ENTRIES PROVIDED ->
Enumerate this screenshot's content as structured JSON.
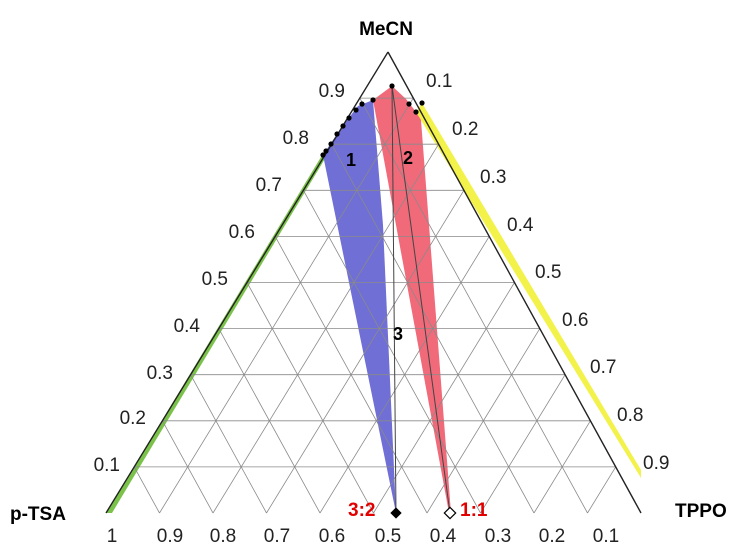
{
  "vertices": {
    "top": "MeCN",
    "left": "p-TSA",
    "right": "TPPO"
  },
  "left_axis_ticks": [
    "0.1",
    "0.2",
    "0.3",
    "0.4",
    "0.5",
    "0.6",
    "0.7",
    "0.8",
    "0.9"
  ],
  "right_axis_ticks": [
    "0.1",
    "0.2",
    "0.3",
    "0.4",
    "0.5",
    "0.6",
    "0.7",
    "0.8",
    "0.9"
  ],
  "bottom_axis_ticks": [
    "1",
    "0.9",
    "0.8",
    "0.7",
    "0.6",
    "0.5",
    "0.4",
    "0.3",
    "0.2",
    "0.1"
  ],
  "region_labels": [
    "1",
    "2",
    "3"
  ],
  "ratio_labels": [
    "3:2",
    "1:1"
  ],
  "colors": {
    "region_1": "#6f6fd6",
    "region_2": "#f06a7a",
    "left_sliver": "#7bc24a",
    "right_sliver": "#f2f24a",
    "ratio_text": "#e00000"
  }
}
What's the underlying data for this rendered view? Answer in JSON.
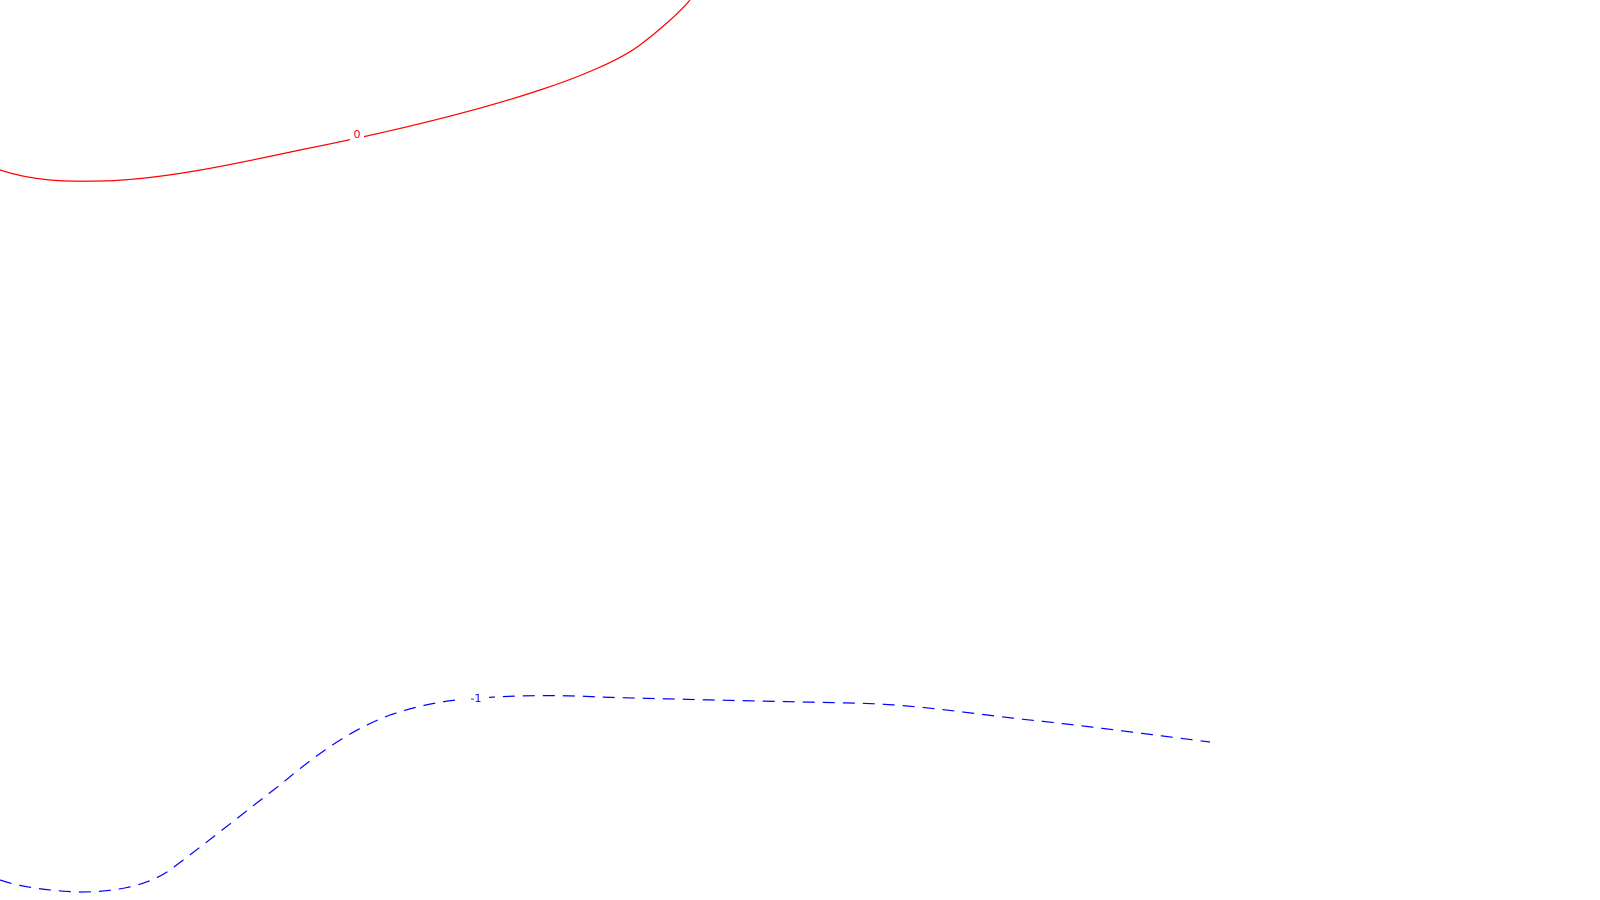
{
  "contours": [
    {
      "label": "0",
      "color": "#ff0000",
      "style": "solid"
    },
    {
      "label": "-1",
      "color": "#0000ff",
      "style": "dashed"
    }
  ]
}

EXERCISE DESCRIPTION ->
Your task is to repeat exactly the lines from the one containing "What's the underlying" through the end of the material, both included, and only those, without pictures.

SOLUTION BELOW ->
What's the underlying data for this rendered view? Answer in JSON.
{
  "contours": [
    {
      "label": "0",
      "color": "#ff0000",
      "style": "solid"
    },
    {
      "label": "-1",
      "color": "#0000ff",
      "style": "dashed"
    }
  ]
}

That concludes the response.